- Exercise task
Copy each line holding the string "title".
..............................
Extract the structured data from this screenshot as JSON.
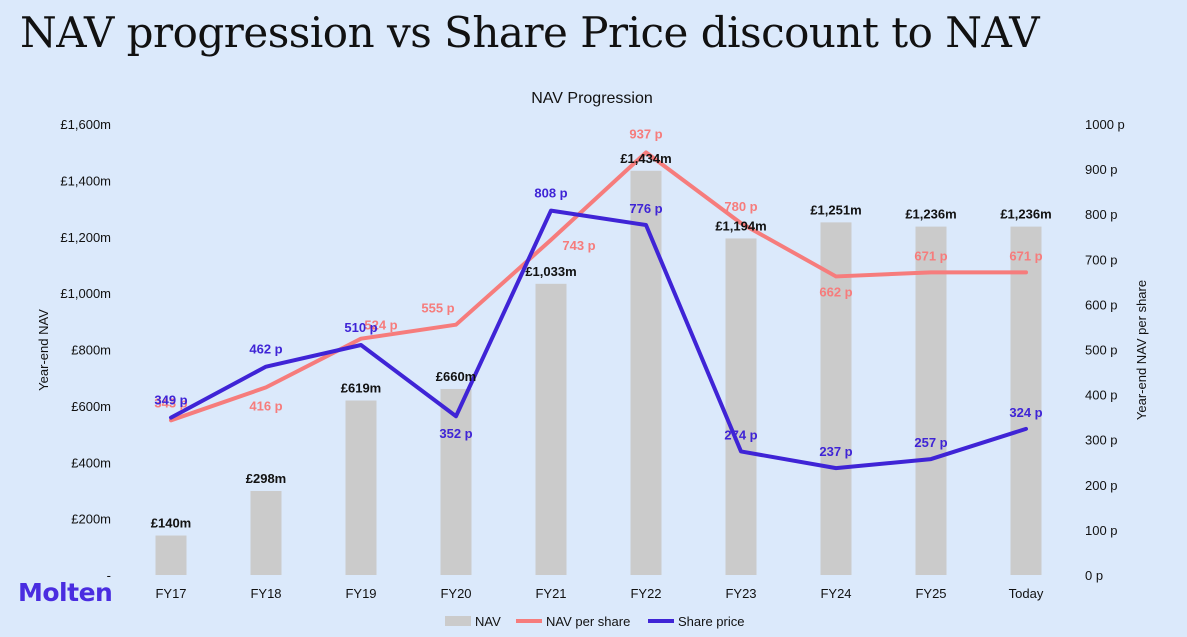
{
  "page": {
    "title": "NAV progression vs Share Price discount to NAV",
    "logo": "Molten"
  },
  "colors": {
    "background": "#dbe9fb",
    "bar": "#cbcbcb",
    "nav_per_share": "#f67c7c",
    "share_price": "#3f24d6",
    "text": "#111111",
    "logo": "#4a2de0"
  },
  "chart_data": {
    "type": "bar",
    "title": "NAV Progression",
    "categories": [
      "FY17",
      "FY18",
      "FY19",
      "FY20",
      "FY21",
      "FY22",
      "FY23",
      "FY24",
      "FY25",
      "Today"
    ],
    "y_left": {
      "label": "Year-end NAV",
      "lim": [
        0,
        1600
      ],
      "ticks": [
        0,
        200,
        400,
        600,
        800,
        1000,
        1200,
        1400,
        1600
      ],
      "tick_labels": [
        "-",
        "£200m",
        "£400m",
        "£600m",
        "£800m",
        "£1,000m",
        "£1,200m",
        "£1,400m",
        "£1,600m"
      ]
    },
    "y_right": {
      "label": "Year-end NAV per share",
      "lim": [
        0,
        1000
      ],
      "ticks": [
        0,
        100,
        200,
        300,
        400,
        500,
        600,
        700,
        800,
        900,
        1000
      ],
      "tick_labels": [
        "0 p",
        "100 p",
        "200 p",
        "300 p",
        "400 p",
        "500 p",
        "600 p",
        "700 p",
        "800 p",
        "900 p",
        "1000 p"
      ]
    },
    "series": [
      {
        "name": "NAV",
        "type": "bar",
        "axis": "left",
        "values": [
          140,
          298,
          619,
          660,
          1033,
          1434,
          1194,
          1251,
          1236,
          1236
        ],
        "labels": [
          "£140m",
          "£298m",
          "£619m",
          "£660m",
          "£1,033m",
          "£1,434m",
          "£1,194m",
          "£1,251m",
          "£1,236m",
          "£1,236m"
        ]
      },
      {
        "name": "NAV per share",
        "type": "line",
        "axis": "right",
        "values": [
          343,
          416,
          524,
          555,
          743,
          937,
          780,
          662,
          671,
          671
        ],
        "labels": [
          "343 p",
          "416 p",
          "524 p",
          "555 p",
          "743 p",
          "937 p",
          "780 p",
          "662 p",
          "671 p",
          "671 p"
        ]
      },
      {
        "name": "Share price",
        "type": "line",
        "axis": "right",
        "values": [
          349,
          462,
          510,
          352,
          808,
          776,
          274,
          237,
          257,
          324
        ],
        "labels": [
          "349 p",
          "462 p",
          "510 p",
          "352 p",
          "808 p",
          "776 p",
          "274 p",
          "237 p",
          "257 p",
          "324 p"
        ]
      }
    ],
    "legend": [
      "NAV",
      "NAV per share",
      "Share price"
    ],
    "legend_position": "bottom",
    "grid": false
  }
}
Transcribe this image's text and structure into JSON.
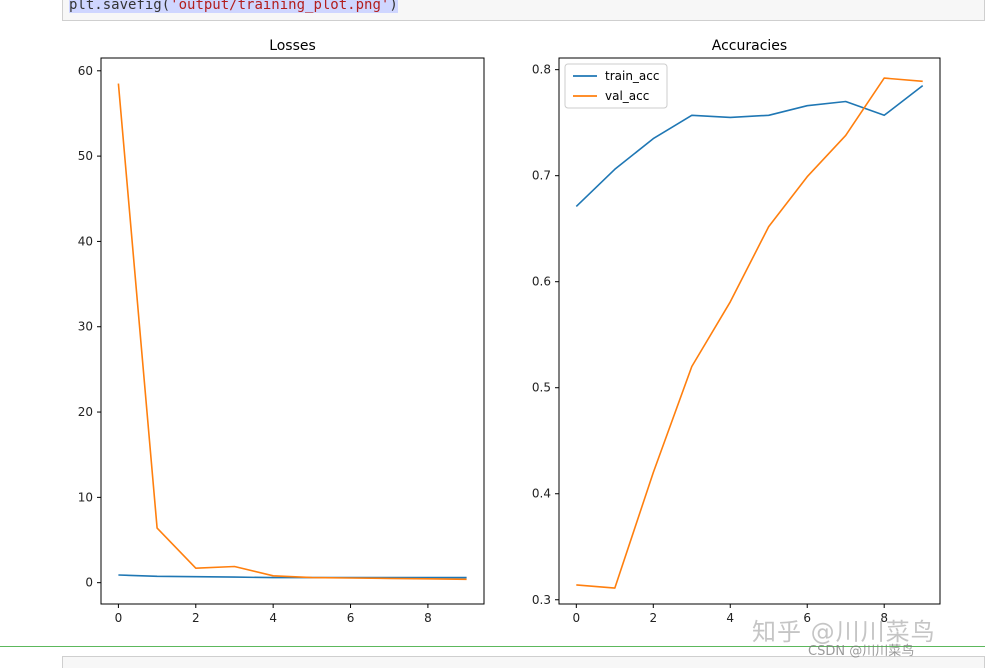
..............................
- Reply
    "title": "NAV progression vs Share Price discount to NAV",
    "title": "NAV Progression",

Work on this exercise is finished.